Reproduce the following records word for word, line by line, with no changes.
☆ ☆ ☆ ☆ ☆
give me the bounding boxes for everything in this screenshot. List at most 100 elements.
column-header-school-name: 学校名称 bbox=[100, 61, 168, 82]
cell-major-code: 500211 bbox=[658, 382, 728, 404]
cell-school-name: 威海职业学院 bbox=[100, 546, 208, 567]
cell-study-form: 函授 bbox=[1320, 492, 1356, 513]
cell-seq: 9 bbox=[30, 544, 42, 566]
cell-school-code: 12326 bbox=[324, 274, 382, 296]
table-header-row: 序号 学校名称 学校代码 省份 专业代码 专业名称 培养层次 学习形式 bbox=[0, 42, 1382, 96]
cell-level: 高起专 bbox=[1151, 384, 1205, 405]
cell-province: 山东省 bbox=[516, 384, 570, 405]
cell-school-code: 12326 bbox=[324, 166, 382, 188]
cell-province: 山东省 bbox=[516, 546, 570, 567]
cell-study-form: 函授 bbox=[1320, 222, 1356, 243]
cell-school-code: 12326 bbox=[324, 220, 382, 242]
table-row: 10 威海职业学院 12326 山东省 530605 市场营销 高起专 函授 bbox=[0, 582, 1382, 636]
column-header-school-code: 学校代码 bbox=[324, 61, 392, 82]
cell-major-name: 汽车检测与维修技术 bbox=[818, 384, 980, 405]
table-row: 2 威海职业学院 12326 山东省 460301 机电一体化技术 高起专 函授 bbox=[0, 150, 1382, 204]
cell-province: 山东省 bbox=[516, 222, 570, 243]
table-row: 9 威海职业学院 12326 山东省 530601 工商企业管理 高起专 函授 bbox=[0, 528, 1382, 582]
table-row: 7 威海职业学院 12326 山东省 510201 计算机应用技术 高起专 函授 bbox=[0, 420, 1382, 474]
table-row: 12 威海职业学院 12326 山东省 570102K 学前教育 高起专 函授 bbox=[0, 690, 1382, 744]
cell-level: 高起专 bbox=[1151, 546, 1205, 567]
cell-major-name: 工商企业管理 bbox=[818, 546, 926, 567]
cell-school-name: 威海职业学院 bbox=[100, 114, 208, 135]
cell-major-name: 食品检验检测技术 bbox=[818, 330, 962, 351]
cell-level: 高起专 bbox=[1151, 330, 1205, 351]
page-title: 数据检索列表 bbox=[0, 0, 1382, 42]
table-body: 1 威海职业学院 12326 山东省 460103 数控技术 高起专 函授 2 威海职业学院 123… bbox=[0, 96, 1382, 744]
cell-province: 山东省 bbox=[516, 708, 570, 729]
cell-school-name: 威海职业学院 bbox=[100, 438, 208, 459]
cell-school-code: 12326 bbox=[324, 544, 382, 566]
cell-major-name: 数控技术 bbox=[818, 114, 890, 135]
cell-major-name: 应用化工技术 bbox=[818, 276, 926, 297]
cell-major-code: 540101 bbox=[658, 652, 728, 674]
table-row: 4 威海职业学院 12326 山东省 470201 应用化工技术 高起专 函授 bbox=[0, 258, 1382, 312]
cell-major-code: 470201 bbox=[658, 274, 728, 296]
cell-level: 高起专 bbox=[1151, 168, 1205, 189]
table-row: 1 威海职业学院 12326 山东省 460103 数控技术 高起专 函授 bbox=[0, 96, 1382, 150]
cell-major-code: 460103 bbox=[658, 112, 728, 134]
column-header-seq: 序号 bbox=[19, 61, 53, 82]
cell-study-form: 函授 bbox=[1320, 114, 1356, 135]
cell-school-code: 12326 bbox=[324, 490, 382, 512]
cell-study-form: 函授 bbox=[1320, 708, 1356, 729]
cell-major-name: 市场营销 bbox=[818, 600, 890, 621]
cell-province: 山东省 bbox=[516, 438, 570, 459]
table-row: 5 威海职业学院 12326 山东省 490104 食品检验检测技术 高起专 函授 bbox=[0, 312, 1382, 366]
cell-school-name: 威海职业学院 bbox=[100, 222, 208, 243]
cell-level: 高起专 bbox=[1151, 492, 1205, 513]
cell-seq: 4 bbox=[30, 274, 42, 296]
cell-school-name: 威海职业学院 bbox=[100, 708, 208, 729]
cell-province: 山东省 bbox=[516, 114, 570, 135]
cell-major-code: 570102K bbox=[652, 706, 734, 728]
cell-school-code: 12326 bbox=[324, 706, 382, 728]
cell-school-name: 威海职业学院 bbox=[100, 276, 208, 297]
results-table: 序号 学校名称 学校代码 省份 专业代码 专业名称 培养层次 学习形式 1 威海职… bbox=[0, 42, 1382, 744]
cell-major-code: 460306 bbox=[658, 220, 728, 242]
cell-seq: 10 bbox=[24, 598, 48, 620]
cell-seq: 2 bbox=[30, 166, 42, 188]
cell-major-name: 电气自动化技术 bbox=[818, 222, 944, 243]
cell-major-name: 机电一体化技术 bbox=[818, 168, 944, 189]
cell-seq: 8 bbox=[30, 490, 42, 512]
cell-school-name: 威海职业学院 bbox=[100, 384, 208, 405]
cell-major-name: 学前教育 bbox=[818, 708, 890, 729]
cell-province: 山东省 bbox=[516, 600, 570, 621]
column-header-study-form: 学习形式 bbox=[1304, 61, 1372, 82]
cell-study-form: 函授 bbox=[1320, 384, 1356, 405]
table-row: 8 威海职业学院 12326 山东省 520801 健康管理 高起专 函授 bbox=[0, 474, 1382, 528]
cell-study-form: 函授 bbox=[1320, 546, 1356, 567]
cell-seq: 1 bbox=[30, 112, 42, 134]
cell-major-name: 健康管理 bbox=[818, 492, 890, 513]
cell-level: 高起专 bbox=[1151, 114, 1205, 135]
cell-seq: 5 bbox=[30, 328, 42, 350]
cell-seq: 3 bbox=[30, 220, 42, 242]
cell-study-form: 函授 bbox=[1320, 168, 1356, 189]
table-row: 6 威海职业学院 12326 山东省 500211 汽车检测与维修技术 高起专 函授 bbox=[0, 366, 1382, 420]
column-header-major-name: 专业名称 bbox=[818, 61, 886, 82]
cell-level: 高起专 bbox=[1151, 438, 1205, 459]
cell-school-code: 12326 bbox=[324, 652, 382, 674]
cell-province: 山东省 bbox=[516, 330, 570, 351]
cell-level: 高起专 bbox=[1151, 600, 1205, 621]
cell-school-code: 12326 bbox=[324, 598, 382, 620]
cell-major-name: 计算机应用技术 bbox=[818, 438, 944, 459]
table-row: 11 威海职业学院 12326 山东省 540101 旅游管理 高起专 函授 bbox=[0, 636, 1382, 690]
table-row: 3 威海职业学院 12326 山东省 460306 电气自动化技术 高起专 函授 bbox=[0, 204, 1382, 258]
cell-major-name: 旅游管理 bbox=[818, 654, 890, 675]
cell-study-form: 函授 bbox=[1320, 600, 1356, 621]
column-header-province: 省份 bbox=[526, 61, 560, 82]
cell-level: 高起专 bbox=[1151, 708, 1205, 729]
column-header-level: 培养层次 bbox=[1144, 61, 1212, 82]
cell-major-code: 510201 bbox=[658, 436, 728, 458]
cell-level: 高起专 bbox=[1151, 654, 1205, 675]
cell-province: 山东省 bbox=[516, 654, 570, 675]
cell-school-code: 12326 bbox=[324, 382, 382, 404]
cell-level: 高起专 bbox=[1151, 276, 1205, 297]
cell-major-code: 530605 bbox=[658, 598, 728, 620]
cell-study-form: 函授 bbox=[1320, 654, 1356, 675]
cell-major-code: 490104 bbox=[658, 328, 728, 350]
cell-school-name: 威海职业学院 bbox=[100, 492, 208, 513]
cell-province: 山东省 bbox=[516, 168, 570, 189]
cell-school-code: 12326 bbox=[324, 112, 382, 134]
☆ ☆ ☆ ☆ ☆
**IN RESPONSE:**
give me the bounding boxes for everything in this screenshot. List at most 100 elements.
column-header-school-name: 学校名称 bbox=[100, 61, 168, 82]
cell-major-code: 500211 bbox=[658, 382, 728, 404]
cell-school-name: 威海职业学院 bbox=[100, 546, 208, 567]
cell-study-form: 函授 bbox=[1320, 492, 1356, 513]
cell-seq: 9 bbox=[30, 544, 42, 566]
cell-school-code: 12326 bbox=[324, 274, 382, 296]
table-header-row: 序号 学校名称 学校代码 省份 专业代码 专业名称 培养层次 学习形式 bbox=[0, 42, 1382, 96]
cell-level: 高起专 bbox=[1151, 384, 1205, 405]
cell-province: 山东省 bbox=[516, 384, 570, 405]
cell-school-code: 12326 bbox=[324, 166, 382, 188]
cell-province: 山东省 bbox=[516, 546, 570, 567]
cell-study-form: 函授 bbox=[1320, 222, 1356, 243]
cell-school-code: 12326 bbox=[324, 220, 382, 242]
table-row: 10 威海职业学院 12326 山东省 530605 市场营销 高起专 函授 bbox=[0, 582, 1382, 636]
column-header-school-code: 学校代码 bbox=[324, 61, 392, 82]
cell-major-name: 汽车检测与维修技术 bbox=[818, 384, 980, 405]
table-row: 2 威海职业学院 12326 山东省 460301 机电一体化技术 高起专 函授 bbox=[0, 150, 1382, 204]
cell-province: 山东省 bbox=[516, 222, 570, 243]
table-row: 9 威海职业学院 12326 山东省 530601 工商企业管理 高起专 函授 bbox=[0, 528, 1382, 582]
table-row: 7 威海职业学院 12326 山东省 510201 计算机应用技术 高起专 函授 bbox=[0, 420, 1382, 474]
table-row: 12 威海职业学院 12326 山东省 570102K 学前教育 高起专 函授 bbox=[0, 690, 1382, 744]
cell-level: 高起专 bbox=[1151, 546, 1205, 567]
cell-major-name: 工商企业管理 bbox=[818, 546, 926, 567]
cell-school-name: 威海职业学院 bbox=[100, 114, 208, 135]
cell-major-name: 食品检验检测技术 bbox=[818, 330, 962, 351]
cell-level: 高起专 bbox=[1151, 330, 1205, 351]
page-title: 数据检索列表 bbox=[0, 0, 1382, 42]
table-body: 1 威海职业学院 12326 山东省 460103 数控技术 高起专 函授 2 威海职业学院 123… bbox=[0, 96, 1382, 744]
cell-province: 山东省 bbox=[516, 708, 570, 729]
cell-school-name: 威海职业学院 bbox=[100, 438, 208, 459]
cell-school-code: 12326 bbox=[324, 544, 382, 566]
cell-major-name: 数控技术 bbox=[818, 114, 890, 135]
cell-major-name: 应用化工技术 bbox=[818, 276, 926, 297]
cell-major-code: 540101 bbox=[658, 652, 728, 674]
table-row: 4 威海职业学院 12326 山东省 470201 应用化工技术 高起专 函授 bbox=[0, 258, 1382, 312]
cell-major-code: 470201 bbox=[658, 274, 728, 296]
cell-level: 高起专 bbox=[1151, 168, 1205, 189]
table-row: 1 威海职业学院 12326 山东省 460103 数控技术 高起专 函授 bbox=[0, 96, 1382, 150]
cell-major-code: 460103 bbox=[658, 112, 728, 134]
column-header-seq: 序号 bbox=[19, 61, 53, 82]
cell-study-form: 函授 bbox=[1320, 114, 1356, 135]
cell-school-code: 12326 bbox=[324, 490, 382, 512]
cell-study-form: 函授 bbox=[1320, 708, 1356, 729]
cell-major-name: 市场营销 bbox=[818, 600, 890, 621]
cell-province: 山东省 bbox=[516, 438, 570, 459]
table-row: 5 威海职业学院 12326 山东省 490104 食品检验检测技术 高起专 函授 bbox=[0, 312, 1382, 366]
cell-school-name: 威海职业学院 bbox=[100, 222, 208, 243]
cell-level: 高起专 bbox=[1151, 492, 1205, 513]
cell-seq: 4 bbox=[30, 274, 42, 296]
cell-school-name: 威海职业学院 bbox=[100, 708, 208, 729]
cell-province: 山东省 bbox=[516, 114, 570, 135]
cell-major-code: 570102K bbox=[652, 706, 734, 728]
cell-school-code: 12326 bbox=[324, 706, 382, 728]
cell-school-name: 威海职业学院 bbox=[100, 276, 208, 297]
results-table: 序号 学校名称 学校代码 省份 专业代码 专业名称 培养层次 学习形式 1 威海职… bbox=[0, 42, 1382, 744]
cell-major-code: 460306 bbox=[658, 220, 728, 242]
cell-seq: 10 bbox=[24, 598, 48, 620]
cell-seq: 2 bbox=[30, 166, 42, 188]
cell-major-name: 电气自动化技术 bbox=[818, 222, 944, 243]
cell-major-name: 机电一体化技术 bbox=[818, 168, 944, 189]
cell-seq: 8 bbox=[30, 490, 42, 512]
cell-school-name: 威海职业学院 bbox=[100, 384, 208, 405]
cell-major-name: 学前教育 bbox=[818, 708, 890, 729]
cell-province: 山东省 bbox=[516, 600, 570, 621]
column-header-study-form: 学习形式 bbox=[1304, 61, 1372, 82]
cell-study-form: 函授 bbox=[1320, 384, 1356, 405]
table-row: 8 威海职业学院 12326 山东省 520801 健康管理 高起专 函授 bbox=[0, 474, 1382, 528]
cell-study-form: 函授 bbox=[1320, 546, 1356, 567]
cell-seq: 1 bbox=[30, 112, 42, 134]
cell-major-name: 健康管理 bbox=[818, 492, 890, 513]
cell-level: 高起专 bbox=[1151, 114, 1205, 135]
cell-seq: 5 bbox=[30, 328, 42, 350]
cell-seq: 3 bbox=[30, 220, 42, 242]
cell-study-form: 函授 bbox=[1320, 168, 1356, 189]
table-row: 6 威海职业学院 12326 山东省 500211 汽车检测与维修技术 高起专 函授 bbox=[0, 366, 1382, 420]
column-header-major-name: 专业名称 bbox=[818, 61, 886, 82]
cell-level: 高起专 bbox=[1151, 438, 1205, 459]
cell-school-code: 12326 bbox=[324, 652, 382, 674]
cell-province: 山东省 bbox=[516, 330, 570, 351]
cell-level: 高起专 bbox=[1151, 600, 1205, 621]
cell-school-code: 12326 bbox=[324, 598, 382, 620]
cell-major-name: 计算机应用技术 bbox=[818, 438, 944, 459]
table-row: 11 威海职业学院 12326 山东省 540101 旅游管理 高起专 函授 bbox=[0, 636, 1382, 690]
table-row: 3 威海职业学院 12326 山东省 460306 电气自动化技术 高起专 函授 bbox=[0, 204, 1382, 258]
cell-major-name: 旅游管理 bbox=[818, 654, 890, 675]
cell-study-form: 函授 bbox=[1320, 600, 1356, 621]
column-header-province: 省份 bbox=[526, 61, 560, 82]
cell-level: 高起专 bbox=[1151, 708, 1205, 729]
column-header-level: 培养层次 bbox=[1144, 61, 1212, 82]
cell-major-code: 510201 bbox=[658, 436, 728, 458]
cell-level: 高起专 bbox=[1151, 654, 1205, 675]
cell-province: 山东省 bbox=[516, 654, 570, 675]
cell-school-code: 12326 bbox=[324, 382, 382, 404]
cell-level: 高起专 bbox=[1151, 276, 1205, 297]
cell-major-code: 530605 bbox=[658, 598, 728, 620]
cell-study-form: 函授 bbox=[1320, 654, 1356, 675]
cell-major-code: 490104 bbox=[658, 328, 728, 350]
cell-school-name: 威海职业学院 bbox=[100, 492, 208, 513]
cell-province: 山东省 bbox=[516, 168, 570, 189]
cell-school-code: 12326 bbox=[324, 112, 382, 134]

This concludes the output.